STATED PROBLEM: Identify the lines containing the word "数与代数". Copy each one.
::: DATA SHOWN :::
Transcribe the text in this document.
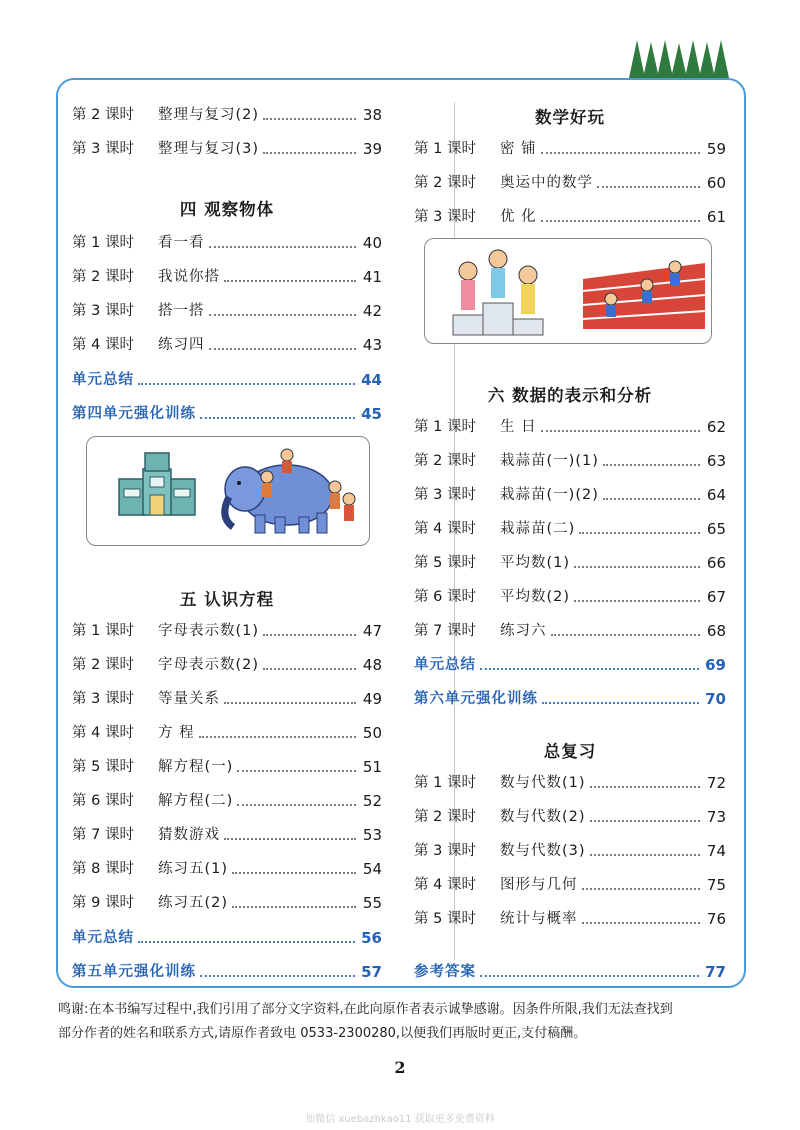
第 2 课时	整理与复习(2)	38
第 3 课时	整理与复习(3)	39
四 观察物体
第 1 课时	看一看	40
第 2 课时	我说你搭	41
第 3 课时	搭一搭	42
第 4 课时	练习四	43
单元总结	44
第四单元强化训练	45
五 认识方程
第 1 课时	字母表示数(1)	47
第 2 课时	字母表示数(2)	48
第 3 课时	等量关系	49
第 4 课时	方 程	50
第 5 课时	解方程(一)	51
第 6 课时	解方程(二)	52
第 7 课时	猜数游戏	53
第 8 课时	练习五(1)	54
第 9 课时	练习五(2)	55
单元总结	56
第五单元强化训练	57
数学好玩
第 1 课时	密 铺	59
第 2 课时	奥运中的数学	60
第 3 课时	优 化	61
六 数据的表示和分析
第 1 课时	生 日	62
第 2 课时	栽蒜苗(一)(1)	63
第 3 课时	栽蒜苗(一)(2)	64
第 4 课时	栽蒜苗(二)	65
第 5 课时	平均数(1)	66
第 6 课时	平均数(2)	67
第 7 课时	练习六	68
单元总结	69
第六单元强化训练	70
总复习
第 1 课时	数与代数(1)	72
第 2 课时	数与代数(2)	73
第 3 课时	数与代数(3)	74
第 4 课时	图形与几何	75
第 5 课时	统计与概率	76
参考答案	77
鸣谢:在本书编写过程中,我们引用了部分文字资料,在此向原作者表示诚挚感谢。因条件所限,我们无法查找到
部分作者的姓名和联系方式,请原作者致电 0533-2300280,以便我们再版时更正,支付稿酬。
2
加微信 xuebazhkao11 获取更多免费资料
:::
EXPECTED ANSWER:
第 1 课时	数与代数(1)	72
第 2 课时	数与代数(2)	73
第 3 课时	数与代数(3)	74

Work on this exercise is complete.